- GIVEN EXERCISE: Exactly as written, print each record in the listing.

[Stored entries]
/---
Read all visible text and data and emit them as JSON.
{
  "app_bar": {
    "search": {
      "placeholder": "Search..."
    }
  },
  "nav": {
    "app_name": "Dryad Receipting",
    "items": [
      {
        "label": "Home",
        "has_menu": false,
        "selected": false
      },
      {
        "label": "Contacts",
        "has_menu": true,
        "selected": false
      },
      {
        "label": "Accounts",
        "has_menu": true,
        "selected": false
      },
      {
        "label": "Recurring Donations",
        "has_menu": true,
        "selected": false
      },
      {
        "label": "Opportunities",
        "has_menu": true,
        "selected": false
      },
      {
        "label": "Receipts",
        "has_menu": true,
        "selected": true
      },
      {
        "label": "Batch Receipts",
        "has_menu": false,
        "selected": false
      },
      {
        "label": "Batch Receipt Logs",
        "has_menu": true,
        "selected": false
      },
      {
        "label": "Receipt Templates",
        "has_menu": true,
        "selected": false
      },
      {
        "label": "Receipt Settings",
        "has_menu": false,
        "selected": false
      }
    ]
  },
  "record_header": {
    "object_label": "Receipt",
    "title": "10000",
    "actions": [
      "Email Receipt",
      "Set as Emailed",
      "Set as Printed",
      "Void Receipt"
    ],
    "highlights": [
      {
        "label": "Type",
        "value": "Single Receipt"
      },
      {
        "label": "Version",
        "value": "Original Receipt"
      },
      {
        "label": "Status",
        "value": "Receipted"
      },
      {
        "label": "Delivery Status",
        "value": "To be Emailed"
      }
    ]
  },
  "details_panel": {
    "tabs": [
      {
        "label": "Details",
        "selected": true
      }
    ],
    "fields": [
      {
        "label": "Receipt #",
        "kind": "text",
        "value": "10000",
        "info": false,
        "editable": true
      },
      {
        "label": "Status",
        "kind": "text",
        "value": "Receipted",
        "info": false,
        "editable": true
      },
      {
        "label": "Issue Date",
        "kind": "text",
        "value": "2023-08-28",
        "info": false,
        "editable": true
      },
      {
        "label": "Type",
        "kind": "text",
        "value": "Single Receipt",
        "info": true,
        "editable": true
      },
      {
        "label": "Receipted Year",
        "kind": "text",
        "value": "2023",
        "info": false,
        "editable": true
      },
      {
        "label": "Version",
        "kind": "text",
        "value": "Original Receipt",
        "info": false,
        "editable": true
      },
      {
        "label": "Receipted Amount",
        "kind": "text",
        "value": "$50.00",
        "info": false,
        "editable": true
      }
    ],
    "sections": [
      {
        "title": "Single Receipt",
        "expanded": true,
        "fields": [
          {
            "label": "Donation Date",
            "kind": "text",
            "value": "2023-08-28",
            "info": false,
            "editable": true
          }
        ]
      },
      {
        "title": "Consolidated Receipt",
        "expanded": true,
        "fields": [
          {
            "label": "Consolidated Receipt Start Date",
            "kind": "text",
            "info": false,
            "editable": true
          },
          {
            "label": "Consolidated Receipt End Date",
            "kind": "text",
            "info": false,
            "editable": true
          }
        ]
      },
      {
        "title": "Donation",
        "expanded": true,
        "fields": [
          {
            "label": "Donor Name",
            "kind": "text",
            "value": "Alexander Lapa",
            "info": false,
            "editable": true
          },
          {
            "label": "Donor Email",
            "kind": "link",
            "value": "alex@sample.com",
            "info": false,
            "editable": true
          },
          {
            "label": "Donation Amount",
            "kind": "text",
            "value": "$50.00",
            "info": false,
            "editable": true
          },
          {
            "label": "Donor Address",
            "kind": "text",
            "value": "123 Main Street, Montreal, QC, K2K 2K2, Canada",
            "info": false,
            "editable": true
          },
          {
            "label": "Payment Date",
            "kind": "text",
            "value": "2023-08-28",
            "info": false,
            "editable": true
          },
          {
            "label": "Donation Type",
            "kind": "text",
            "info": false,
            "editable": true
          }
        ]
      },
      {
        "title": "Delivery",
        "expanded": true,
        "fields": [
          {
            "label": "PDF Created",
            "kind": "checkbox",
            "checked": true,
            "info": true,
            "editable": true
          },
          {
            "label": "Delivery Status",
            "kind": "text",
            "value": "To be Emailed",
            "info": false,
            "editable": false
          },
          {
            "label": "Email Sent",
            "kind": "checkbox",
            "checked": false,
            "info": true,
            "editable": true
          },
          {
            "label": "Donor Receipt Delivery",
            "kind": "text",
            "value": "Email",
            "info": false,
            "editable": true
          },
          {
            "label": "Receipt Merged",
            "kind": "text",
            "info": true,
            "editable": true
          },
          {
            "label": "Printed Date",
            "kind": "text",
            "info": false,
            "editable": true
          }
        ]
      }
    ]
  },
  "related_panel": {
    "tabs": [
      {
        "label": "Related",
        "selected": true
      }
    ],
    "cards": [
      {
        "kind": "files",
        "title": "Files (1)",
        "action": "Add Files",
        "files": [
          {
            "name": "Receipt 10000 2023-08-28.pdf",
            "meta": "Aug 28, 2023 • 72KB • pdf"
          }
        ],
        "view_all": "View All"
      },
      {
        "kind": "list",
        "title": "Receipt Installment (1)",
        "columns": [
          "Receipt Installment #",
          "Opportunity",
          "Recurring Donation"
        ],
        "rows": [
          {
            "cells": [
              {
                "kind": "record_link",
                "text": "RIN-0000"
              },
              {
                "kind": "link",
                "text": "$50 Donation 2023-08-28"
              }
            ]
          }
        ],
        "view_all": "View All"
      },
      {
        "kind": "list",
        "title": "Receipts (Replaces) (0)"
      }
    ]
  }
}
\---
- RESPONSE TO THE EXERCISE:
Read all visible text and data and emit them as JSON.
{
  "app_bar": {
    "search": {
      "placeholder": "Search..."
    }
  },
  "nav": {
    "app_name": "Dryad Receipting",
    "items": [
      {
        "label": "Home",
        "has_menu": false,
        "selected": false
      },
      {
        "label": "Contacts",
        "has_menu": true,
        "selected": false
      },
      {
        "label": "Accounts",
        "has_menu": true,
        "selected": false
      },
      {
        "label": "Recurring Donations",
        "has_menu": true,
        "selected": false
      },
      {
        "label": "Opportunities",
        "has_menu": true,
        "selected": false
      },
      {
        "label": "Receipts",
        "has_menu": true,
        "selected": true
      },
      {
        "label": "Batch Receipts",
        "has_menu": false,
        "selected": false
      },
      {
        "label": "Batch Receipt Logs",
        "has_menu": true,
        "selected": false
      },
      {
        "label": "Receipt Templates",
        "has_menu": true,
        "selected": false
      },
      {
        "label": "Receipt Settings",
        "has_menu": false,
        "selected": false
      }
    ]
  },
  "record_header": {
    "object_label": "Receipt",
    "title": "10000",
    "actions": [
      "Email Receipt",
      "Set as Emailed",
      "Set as Printed",
      "Void Receipt"
    ],
    "highlights": [
      {
        "label": "Type",
        "value": "Single Receipt"
      },
      {
        "label": "Version",
        "value": "Original Receipt"
      },
      {
        "label": "Status",
        "value": "Receipted"
      },
      {
        "label": "Delivery Status",
        "value": "To be Emailed"
      }
    ]
  },
  "details_panel": {
    "tabs": [
      {
        "label": "Details",
        "selected": true
      }
    ],
    "fields": [
      {
        "label": "Receipt #",
        "kind": "text",
        "value": "10000",
        "info": false,
        "editable": true
      },
      {
        "label": "Status",
        "kind": "text",
        "value": "Receipted",
        "info": false,
        "editable": true
      },
      {
        "label": "Issue Date",
        "kind": "text",
        "value": "2023-08-28",
        "info": false,
        "editable": true
      },
      {
        "label": "Type",
        "kind": "text",
        "value": "Single Receipt",
        "info": true,
        "editable": true
      },
      {
        "label": "Receipted Year",
        "kind": "text",
        "value": "2023",
        "info": false,
        "editable": true
      },
      {
        "label": "Version",
        "kind": "text",
        "value": "Original Receipt",
        "info": false,
        "editable": true
      },
      {
        "label": "Receipted Amount",
        "kind": "text",
        "value": "$50.00",
        "info": false,
        "editable": true
      }
    ],
    "sections": [
      {
        "title": "Single Receipt",
        "expanded": true,
        "fields": [
          {
            "label": "Donation Date",
            "kind": "text",
            "value": "2023-08-28",
            "info": false,
            "editable": true
          }
        ]
      },
      {
        "title": "Consolidated Receipt",
        "expanded": true,
        "fields": [
          {
            "label": "Consolidated Receipt Start Date",
            "kind": "text",
            "info": false,
            "editable": true
          },
          {
            "label": "Consolidated Receipt End Date",
            "kind": "text",
            "info": false,
            "editable": true
          }
        ]
      },
      {
        "title": "Donation",
        "expanded": true,
        "fields": [
          {
            "label": "Donor Name",
            "kind": "text",
            "value": "Alexander Lapa",
            "info": false,
            "editable": true
          },
          {
            "label": "Donor Email",
            "kind": "link",
            "value": "alex@sample.com",
            "info": false,
            "editable": true
          },
          {
            "label": "Donation Amount",
            "kind": "text",
            "value": "$50.00",
            "info": false,
            "editable": true
          },
          {
            "label": "Donor Address",
            "kind": "text",
            "value": "123 Main Street, Montreal, QC, K2K 2K2, Canada",
            "info": false,
            "editable": true
          },
          {
            "label": "Payment Date",
            "kind": "text",
            "value": "2023-08-28",
            "info": false,
            "editable": true
          },
          {
            "label": "Donation Type",
            "kind": "text",
            "info": false,
            "editable": true
          }
        ]
      },
      {
        "title": "Delivery",
        "expanded": true,
        "fields": [
          {
            "label": "PDF Created",
            "kind": "checkbox",
            "checked": true,
            "info": true,
            "editable": true
          },
          {
            "label": "Delivery Status",
            "kind": "text",
            "value": "To be Emailed",
            "info": false,
            "editable": false
          },
          {
            "label": "Email Sent",
            "kind": "checkbox",
            "checked": false,
            "info": true,
            "editable": true
          },
          {
            "label": "Donor Receipt Delivery",
            "kind": "text",
            "value": "Email",
            "info": false,
            "editable": true
          },
          {
            "label": "Receipt Merged",
            "kind": "text",
            "info": true,
            "editable": true
          },
          {
            "label": "Printed Date",
            "kind": "text",
            "info": false,
            "editable": true
          }
        ]
      }
    ]
  },
  "related_panel": {
    "tabs": [
      {
        "label": "Related",
        "selected": true
      }
    ],
    "cards": [
      {
        "kind": "files",
        "title": "Files (1)",
        "action": "Add Files",
        "files": [
          {
            "name": "Receipt 10000 2023-08-28.pdf",
            "meta": "Aug 28, 2023 • 72KB • pdf"
          }
        ],
        "view_all": "View All"
      },
      {
        "kind": "list",
        "title": "Receipt Installment (1)",
        "columns": [
          "Receipt Installment #",
          "Opportunity",
          "Recurring Donation"
        ],
        "rows": [
          {
            "cells": [
              {
                "kind": "record_link",
                "text": "RIN-0000"
              },
              {
                "kind": "link",
                "text": "$50 Donation 2023-08-28"
              }
            ]
          }
        ],
        "view_all": "View All"
      },
      {
        "kind": "list",
        "title": "Receipts (Replaces) (0)"
      }
    ]
  }
}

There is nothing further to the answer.